--- BEGIN Recorded data ---

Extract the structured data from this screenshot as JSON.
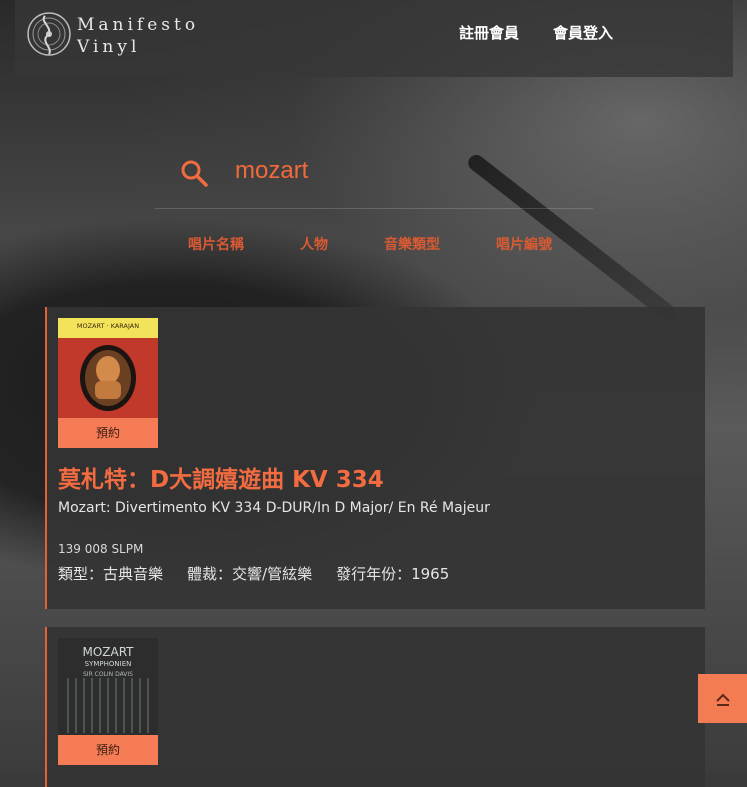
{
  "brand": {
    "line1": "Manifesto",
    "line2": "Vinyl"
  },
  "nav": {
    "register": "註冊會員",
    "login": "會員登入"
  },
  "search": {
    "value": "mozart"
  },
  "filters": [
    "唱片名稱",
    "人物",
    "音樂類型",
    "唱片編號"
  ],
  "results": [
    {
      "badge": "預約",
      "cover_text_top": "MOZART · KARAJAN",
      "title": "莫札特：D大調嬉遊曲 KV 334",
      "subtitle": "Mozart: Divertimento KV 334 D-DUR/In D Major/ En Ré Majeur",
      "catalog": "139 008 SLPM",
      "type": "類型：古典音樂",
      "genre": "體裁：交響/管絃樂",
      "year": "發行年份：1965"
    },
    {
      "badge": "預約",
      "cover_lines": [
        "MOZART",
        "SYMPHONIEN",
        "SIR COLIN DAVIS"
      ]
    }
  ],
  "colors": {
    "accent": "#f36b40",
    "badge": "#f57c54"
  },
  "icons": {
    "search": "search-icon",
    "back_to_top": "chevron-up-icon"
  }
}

--- END Recorded data ---

Problem details: The pictures in the entries should be left out; output everything else exactly.

Response to this exercise:
Extract the structured data from this screenshot as JSON.
{
  "brand": {
    "line1": "Manifesto",
    "line2": "Vinyl"
  },
  "nav": {
    "register": "註冊會員",
    "login": "會員登入"
  },
  "search": {
    "value": "mozart"
  },
  "filters": [
    "唱片名稱",
    "人物",
    "音樂類型",
    "唱片編號"
  ],
  "results": [
    {
      "badge": "預約",
      "cover_text_top": "MOZART · KARAJAN",
      "title": "莫札特：D大調嬉遊曲 KV 334",
      "subtitle": "Mozart: Divertimento KV 334 D-DUR/In D Major/ En Ré Majeur",
      "catalog": "139 008 SLPM",
      "type": "類型：古典音樂",
      "genre": "體裁：交響/管絃樂",
      "year": "發行年份：1965"
    },
    {
      "badge": "預約",
      "cover_lines": [
        "MOZART",
        "SYMPHONIEN",
        "SIR COLIN DAVIS"
      ]
    }
  ],
  "colors": {
    "accent": "#f36b40",
    "badge": "#f57c54"
  },
  "icons": {
    "search": "search-icon",
    "back_to_top": "chevron-up-icon"
  }
}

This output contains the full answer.